- [Written exercise]: Return all lines that include the string "structure".

-- Begin Information supplied --

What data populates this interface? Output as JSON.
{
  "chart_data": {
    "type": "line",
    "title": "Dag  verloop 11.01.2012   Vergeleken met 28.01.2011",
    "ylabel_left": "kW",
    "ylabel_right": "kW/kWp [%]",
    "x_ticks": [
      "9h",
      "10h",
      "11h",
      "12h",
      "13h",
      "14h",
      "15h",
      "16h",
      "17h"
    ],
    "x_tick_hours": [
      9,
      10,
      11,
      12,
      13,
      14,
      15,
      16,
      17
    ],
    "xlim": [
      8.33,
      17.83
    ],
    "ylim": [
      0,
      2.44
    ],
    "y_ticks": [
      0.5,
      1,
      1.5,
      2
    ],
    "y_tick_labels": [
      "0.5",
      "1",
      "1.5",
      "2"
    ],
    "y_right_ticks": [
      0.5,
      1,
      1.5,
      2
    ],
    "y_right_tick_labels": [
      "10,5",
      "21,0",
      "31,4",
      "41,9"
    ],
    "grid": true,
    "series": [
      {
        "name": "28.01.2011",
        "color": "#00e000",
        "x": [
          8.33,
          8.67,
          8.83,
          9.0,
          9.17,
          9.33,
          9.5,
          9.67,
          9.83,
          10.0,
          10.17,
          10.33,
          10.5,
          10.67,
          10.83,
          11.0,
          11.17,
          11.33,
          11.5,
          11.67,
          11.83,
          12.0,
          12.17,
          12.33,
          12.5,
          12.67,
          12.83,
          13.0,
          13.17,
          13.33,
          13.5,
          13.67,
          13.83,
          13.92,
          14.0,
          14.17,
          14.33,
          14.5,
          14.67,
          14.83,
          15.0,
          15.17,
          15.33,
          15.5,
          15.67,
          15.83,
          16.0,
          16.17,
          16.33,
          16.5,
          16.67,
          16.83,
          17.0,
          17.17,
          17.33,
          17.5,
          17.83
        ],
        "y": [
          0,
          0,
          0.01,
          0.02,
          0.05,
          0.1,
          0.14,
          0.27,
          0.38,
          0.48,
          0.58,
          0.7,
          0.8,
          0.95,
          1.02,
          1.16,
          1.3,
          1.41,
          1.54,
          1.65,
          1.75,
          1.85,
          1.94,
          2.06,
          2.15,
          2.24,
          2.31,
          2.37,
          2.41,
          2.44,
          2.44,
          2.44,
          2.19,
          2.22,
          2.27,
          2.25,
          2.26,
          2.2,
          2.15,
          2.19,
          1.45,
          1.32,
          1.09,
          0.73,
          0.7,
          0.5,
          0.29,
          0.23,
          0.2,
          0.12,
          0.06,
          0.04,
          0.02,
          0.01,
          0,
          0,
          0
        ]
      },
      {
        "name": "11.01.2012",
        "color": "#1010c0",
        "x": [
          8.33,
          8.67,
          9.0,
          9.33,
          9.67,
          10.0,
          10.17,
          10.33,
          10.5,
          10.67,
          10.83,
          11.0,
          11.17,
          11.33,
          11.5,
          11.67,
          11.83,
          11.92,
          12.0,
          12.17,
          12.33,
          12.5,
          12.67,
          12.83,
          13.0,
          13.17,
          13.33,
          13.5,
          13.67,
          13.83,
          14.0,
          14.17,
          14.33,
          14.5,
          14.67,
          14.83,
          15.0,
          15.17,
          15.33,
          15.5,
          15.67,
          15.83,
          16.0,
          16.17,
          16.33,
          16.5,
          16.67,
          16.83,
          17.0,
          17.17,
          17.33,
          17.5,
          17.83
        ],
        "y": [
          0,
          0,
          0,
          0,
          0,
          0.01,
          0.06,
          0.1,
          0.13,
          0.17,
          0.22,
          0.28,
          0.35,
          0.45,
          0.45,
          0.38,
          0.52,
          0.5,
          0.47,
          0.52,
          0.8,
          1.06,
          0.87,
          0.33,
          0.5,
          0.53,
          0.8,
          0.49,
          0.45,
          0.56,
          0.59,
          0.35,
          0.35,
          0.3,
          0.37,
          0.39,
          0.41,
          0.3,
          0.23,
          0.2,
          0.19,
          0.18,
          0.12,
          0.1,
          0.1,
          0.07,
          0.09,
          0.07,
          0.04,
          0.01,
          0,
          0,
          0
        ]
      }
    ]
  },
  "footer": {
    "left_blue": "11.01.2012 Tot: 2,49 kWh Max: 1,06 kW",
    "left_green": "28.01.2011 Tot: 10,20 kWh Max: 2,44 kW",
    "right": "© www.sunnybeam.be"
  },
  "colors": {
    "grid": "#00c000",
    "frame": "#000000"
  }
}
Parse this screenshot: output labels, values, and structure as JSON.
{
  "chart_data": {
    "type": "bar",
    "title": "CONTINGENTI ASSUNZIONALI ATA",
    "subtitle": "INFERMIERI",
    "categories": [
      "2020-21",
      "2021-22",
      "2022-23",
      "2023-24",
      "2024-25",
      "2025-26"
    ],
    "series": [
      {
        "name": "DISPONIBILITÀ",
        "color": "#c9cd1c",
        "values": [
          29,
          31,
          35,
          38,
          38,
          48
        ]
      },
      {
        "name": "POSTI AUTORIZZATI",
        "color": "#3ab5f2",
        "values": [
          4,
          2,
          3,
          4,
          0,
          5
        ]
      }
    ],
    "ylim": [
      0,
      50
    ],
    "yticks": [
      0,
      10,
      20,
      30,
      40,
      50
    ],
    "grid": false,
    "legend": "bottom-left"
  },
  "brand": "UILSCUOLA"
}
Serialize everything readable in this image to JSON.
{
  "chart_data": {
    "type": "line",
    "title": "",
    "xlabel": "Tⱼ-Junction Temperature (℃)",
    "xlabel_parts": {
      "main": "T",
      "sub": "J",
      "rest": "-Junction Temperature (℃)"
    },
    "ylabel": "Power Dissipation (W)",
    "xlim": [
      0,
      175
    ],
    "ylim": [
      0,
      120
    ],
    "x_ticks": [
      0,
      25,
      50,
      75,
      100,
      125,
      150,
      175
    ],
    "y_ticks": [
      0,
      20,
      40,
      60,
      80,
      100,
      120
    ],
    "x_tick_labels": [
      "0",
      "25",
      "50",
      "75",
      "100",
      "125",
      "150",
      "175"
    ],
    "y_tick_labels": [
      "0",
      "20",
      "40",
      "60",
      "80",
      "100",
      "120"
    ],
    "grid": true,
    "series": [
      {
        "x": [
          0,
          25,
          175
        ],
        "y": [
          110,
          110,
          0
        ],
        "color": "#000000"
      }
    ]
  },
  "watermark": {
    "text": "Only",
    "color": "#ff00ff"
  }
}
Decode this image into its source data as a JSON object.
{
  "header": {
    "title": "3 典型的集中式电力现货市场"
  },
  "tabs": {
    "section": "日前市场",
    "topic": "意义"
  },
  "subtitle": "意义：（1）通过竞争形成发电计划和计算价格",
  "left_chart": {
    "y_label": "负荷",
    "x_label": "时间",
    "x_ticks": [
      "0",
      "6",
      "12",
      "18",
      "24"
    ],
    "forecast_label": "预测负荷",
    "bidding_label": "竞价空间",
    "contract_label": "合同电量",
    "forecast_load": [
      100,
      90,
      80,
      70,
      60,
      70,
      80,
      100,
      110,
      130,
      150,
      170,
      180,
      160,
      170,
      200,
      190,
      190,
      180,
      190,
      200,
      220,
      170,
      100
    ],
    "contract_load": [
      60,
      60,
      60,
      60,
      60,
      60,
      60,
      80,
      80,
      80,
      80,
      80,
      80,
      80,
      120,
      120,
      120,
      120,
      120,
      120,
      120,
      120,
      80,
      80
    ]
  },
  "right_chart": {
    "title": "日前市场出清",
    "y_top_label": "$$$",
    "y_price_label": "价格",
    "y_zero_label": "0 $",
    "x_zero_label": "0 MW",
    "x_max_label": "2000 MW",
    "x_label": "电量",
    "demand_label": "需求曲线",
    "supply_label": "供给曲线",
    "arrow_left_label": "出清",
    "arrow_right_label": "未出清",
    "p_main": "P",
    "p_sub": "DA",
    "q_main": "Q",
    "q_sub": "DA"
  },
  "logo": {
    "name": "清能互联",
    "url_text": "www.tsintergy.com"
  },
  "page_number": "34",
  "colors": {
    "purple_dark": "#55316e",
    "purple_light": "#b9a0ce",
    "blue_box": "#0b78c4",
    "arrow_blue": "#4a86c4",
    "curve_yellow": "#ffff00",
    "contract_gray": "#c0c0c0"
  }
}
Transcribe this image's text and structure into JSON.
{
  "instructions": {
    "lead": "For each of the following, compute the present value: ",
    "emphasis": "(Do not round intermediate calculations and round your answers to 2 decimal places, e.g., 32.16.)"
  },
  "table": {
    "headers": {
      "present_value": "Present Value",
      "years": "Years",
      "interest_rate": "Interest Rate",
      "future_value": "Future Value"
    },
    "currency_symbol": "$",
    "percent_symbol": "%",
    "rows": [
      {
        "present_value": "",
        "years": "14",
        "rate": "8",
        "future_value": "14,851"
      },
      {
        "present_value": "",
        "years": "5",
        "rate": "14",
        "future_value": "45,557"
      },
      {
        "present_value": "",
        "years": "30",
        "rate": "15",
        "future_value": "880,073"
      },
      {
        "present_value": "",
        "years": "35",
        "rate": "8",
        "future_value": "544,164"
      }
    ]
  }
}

-- End Information supplied --

- [Problem solution]:
Parse this screenshot: output labels, values, and structure as JSON.
Transcribe this image's text and structure into JSON.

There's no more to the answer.